* **TASK OBJECTIVE**
Look below. Copy each line that has "their" in it.

※ ※ ※

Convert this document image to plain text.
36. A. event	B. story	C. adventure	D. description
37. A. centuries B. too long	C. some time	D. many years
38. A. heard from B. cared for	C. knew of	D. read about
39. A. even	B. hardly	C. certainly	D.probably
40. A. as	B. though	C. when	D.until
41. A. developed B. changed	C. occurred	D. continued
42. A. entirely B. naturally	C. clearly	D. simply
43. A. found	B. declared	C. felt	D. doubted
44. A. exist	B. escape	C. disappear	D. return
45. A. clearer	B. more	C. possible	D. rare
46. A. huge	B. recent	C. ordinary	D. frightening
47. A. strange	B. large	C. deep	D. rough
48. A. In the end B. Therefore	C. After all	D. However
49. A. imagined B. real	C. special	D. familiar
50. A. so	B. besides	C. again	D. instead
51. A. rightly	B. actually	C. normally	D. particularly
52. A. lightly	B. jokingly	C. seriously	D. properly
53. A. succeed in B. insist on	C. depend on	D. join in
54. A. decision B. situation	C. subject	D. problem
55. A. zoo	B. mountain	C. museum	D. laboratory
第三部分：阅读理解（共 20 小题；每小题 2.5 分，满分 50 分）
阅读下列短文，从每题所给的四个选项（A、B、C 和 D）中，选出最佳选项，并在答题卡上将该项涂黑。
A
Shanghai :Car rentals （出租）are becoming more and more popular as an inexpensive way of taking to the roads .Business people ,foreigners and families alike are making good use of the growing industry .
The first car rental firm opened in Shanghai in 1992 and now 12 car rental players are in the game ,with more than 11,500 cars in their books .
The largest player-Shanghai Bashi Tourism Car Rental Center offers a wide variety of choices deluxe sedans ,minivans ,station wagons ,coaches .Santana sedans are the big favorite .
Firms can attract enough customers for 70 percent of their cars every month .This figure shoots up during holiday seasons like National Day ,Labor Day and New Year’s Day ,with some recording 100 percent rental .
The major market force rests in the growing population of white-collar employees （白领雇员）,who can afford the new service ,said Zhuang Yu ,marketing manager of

※ ※ ※

* **ANSWER**
The first car rental firm opened in Shanghai in 1992 and now 12 car rental players are in the game ,with more than 11,500 cars in their books .
Firms can attract enough customers for 70 percent of their cars every month .This figure shoots up during holiday seasons like National Day ,Labor Day and New Year’s Day ,with some recording 100 percent rental .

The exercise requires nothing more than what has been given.